What is required:
In the text on expanding software development teams, which three options does it say to weigh when choosing a solution?

Software businesses need to scale, recruit talent, serve clients, expand product lines and so much more to compete. Welcome to the day-to-day world of those organizations managing successful operations in the wake of COVID-19. They face demands to create more solutions in an environment where software talent is probably spread thin near their operations center.
Businesses finding themselves in these circumstances face options that include expanding established developer teams to address emerging project load, adding new permanent talent for those roles and contracting out with for-hire expertise.
Here’s what to consider for choosing what’s best between on-premise, outsourcing, or offshoring as a solution.
Simplicity or complexity
Software development is complex. There are many moving parts, and developers–like most professionals–prefer to work co-located with their peers to help drive ingenuity, collaboration and teamwork.
So a fundamental question every organization should ask itself when expanding development teams is: Why complicate doing development through outsourcing or offshoring?

Study material:
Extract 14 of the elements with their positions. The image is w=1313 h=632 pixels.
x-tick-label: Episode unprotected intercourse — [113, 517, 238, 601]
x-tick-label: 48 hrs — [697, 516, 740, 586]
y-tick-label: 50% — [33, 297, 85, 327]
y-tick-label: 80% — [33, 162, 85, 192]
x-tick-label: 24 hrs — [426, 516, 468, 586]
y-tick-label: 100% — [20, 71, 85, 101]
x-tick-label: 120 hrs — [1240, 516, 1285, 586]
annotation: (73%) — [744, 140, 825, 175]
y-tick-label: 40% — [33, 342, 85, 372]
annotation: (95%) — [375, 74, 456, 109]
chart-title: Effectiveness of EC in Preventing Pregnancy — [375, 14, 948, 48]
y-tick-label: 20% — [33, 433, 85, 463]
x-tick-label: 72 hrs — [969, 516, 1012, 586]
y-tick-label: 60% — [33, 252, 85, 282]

Result below:
On-premise, outsourcing, or offshoring.